[start of Extract]
First all let me answer the question as to why I rarely release the code I have and when I do I usually stop maintaining it soon afterwards: when I hack, I do it for fun. There's no deep meaning behind me sitting in front of GNU/Emacs. It's just a challenge of creating something that was seemingly impossible that makes it fun. Once whatever I was hacking on is at the stage where it's working, the challenge is gone and hence it stops being fun. And if it stops being fun I move on. And yes it sucks because a lot of the things I worked on and made publicly available deserves better.
As to why I always have lots and lots of unreleased code, well because if I do release it people think that I'll be maintaining it but I can never ever give anyone such guarantee. Well, actually that's not true. Now I'll start releasing and maintaining a lot of X11 related code because, thanks to Trolltech I'll be doing it during work. So that's definitely really great.
And now what's going to happen with Mozilla? I haven't worked on it at all during the last two months. Unfortunately I don't think I'll get a lot of help from anyone because it's not trivial stuff. Oh, and that's another thing that's pissing me off: all those articles that showed up lately saying that Mozilla isn't getting new developers because the code is horrible. It's really not true. The bottom line is this: writing a browser is not simple. It's freaking hard. And if you think that after two semesters of C++ you can just start hacking on it and be productive you're bound to be very disappointed. Do I prefer KHTML code? Yeah, sure, I feel at home there, but that doesn't make Gecko code bad by any means.
So anyway, getting back on track: probably very soon I'll start commiting code again and will be finishing KDE integrated Firefox because some of the KDE folks asked me for it. I'm just contemplating whether I should still use Qt3 or just go straight for Qt4. The latter would give me a product for embedded market right of the bat. And yes, people are already emailing me saying that they want a Qt3 version. But to be honest I really don't care. If you need it so much you hack on it. The only reason I'm even considering Qt3 as an option is because some of my KDE friends need it. And when I say "need it" I don't mean that they want to "browse p0rn more efficiently". I'll do whatever I feel makes more sense. Which either way is going to finish with a fully KDE integrated Firefox sooner rather than later. So please stop emailing me, I'm on the case, I know you want it, you will get it. The official word on the status is: soon...
[end of Extract]
• _Work required_
Reproduce the passage from the post on releasing and maintaining code, starting at "As to why I always" and ending at "definitely really great.". The data is not required for this exercise.
[start of Material]
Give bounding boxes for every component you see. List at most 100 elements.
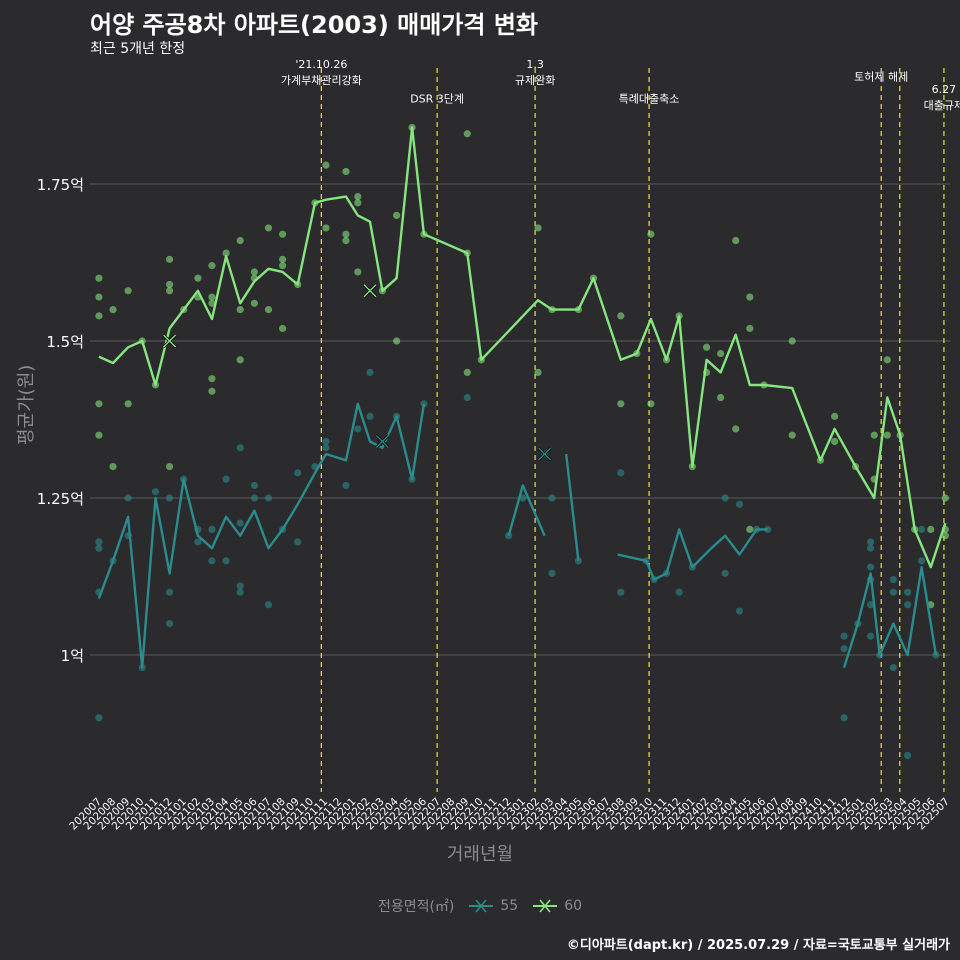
[end of Material]
• _Solution to the problem_
As to why I always have lots and lots of unreleased code, well because if I do release it people think that I'll be maintaining it but I can never ever give anyone such guarantee. Well, actually that's not true. Now I'll start releasing and maintaining a lot of X11 related code because, thanks to Trolltech I'll be doing it during work. So that's definitely really great.